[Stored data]

* * * * * * *

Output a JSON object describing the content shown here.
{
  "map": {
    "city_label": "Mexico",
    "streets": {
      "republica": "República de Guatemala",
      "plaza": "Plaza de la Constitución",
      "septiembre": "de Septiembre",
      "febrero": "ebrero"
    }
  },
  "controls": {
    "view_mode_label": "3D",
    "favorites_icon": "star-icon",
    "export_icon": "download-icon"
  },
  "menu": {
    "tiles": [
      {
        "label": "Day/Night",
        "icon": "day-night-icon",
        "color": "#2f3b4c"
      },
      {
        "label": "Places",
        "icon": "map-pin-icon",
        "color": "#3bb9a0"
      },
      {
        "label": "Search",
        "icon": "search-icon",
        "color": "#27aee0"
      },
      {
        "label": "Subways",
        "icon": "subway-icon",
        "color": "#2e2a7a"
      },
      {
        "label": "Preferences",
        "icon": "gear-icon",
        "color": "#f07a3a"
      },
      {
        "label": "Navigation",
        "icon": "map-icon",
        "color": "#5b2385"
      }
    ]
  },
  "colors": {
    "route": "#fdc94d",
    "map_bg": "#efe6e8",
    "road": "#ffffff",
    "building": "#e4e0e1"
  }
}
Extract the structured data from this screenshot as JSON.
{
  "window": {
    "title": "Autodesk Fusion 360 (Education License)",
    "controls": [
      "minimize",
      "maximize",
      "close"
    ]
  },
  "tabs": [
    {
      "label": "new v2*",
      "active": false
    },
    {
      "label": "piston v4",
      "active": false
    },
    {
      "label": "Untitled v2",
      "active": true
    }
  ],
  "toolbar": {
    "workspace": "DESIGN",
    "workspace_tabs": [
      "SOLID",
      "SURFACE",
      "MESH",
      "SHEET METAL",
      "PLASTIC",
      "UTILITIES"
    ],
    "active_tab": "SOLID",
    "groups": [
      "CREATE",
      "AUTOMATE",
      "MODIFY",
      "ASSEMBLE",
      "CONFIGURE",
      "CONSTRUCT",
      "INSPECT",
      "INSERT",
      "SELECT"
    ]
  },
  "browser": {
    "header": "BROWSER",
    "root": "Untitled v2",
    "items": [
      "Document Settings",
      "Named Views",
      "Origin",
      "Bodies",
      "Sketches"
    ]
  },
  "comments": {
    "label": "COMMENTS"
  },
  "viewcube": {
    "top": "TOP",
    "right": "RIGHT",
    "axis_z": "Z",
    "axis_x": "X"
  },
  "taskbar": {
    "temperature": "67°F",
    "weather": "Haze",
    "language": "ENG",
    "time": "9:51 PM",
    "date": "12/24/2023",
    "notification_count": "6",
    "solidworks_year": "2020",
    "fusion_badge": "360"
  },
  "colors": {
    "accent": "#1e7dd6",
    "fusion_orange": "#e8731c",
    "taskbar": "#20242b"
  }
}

* * * * * * *

Work to do >> Restate each entry exactly, skipping none.

Exercise solution >>
Output a JSON object describing the content shown here.
{
  "map": {
    "city_label": "Mexico",
    "streets": {
      "republica": "República de Guatemala",
      "plaza": "Plaza de la Constitución",
      "septiembre": "de Septiembre",
      "febrero": "ebrero"
    }
  },
  "controls": {
    "view_mode_label": "3D",
    "favorites_icon": "star-icon",
    "export_icon": "download-icon"
  },
  "menu": {
    "tiles": [
      {
        "label": "Day/Night",
        "icon": "day-night-icon",
        "color": "#2f3b4c"
      },
      {
        "label": "Places",
        "icon": "map-pin-icon",
        "color": "#3bb9a0"
      },
      {
        "label": "Search",
        "icon": "search-icon",
        "color": "#27aee0"
      },
      {
        "label": "Subways",
        "icon": "subway-icon",
        "color": "#2e2a7a"
      },
      {
        "label": "Preferences",
        "icon": "gear-icon",
        "color": "#f07a3a"
      },
      {
        "label": "Navigation",
        "icon": "map-icon",
        "color": "#5b2385"
      }
    ]
  },
  "colors": {
    "route": "#fdc94d",
    "map_bg": "#efe6e8",
    "road": "#ffffff",
    "building": "#e4e0e1"
  }
}
Extract the structured data from this screenshot as JSON.
{
  "window": {
    "title": "Autodesk Fusion 360 (Education License)",
    "controls": [
      "minimize",
      "maximize",
      "close"
    ]
  },
  "tabs": [
    {
      "label": "new v2*",
      "active": false
    },
    {
      "label": "piston v4",
      "active": false
    },
    {
      "label": "Untitled v2",
      "active": true
    }
  ],
  "toolbar": {
    "workspace": "DESIGN",
    "workspace_tabs": [
      "SOLID",
      "SURFACE",
      "MESH",
      "SHEET METAL",
      "PLASTIC",
      "UTILITIES"
    ],
    "active_tab": "SOLID",
    "groups": [
      "CREATE",
      "AUTOMATE",
      "MODIFY",
      "ASSEMBLE",
      "CONFIGURE",
      "CONSTRUCT",
      "INSPECT",
      "INSERT",
      "SELECT"
    ]
  },
  "browser": {
    "header": "BROWSER",
    "root": "Untitled v2",
    "items": [
      "Document Settings",
      "Named Views",
      "Origin",
      "Bodies",
      "Sketches"
    ]
  },
  "comments": {
    "label": "COMMENTS"
  },
  "viewcube": {
    "top": "TOP",
    "right": "RIGHT",
    "axis_z": "Z",
    "axis_x": "X"
  },
  "taskbar": {
    "temperature": "67°F",
    "weather": "Haze",
    "language": "ENG",
    "time": "9:51 PM",
    "date": "12/24/2023",
    "notification_count": "6",
    "solidworks_year": "2020",
    "fusion_badge": "360"
  },
  "colors": {
    "accent": "#1e7dd6",
    "fusion_orange": "#e8731c",
    "taskbar": "#20242b"
  }
}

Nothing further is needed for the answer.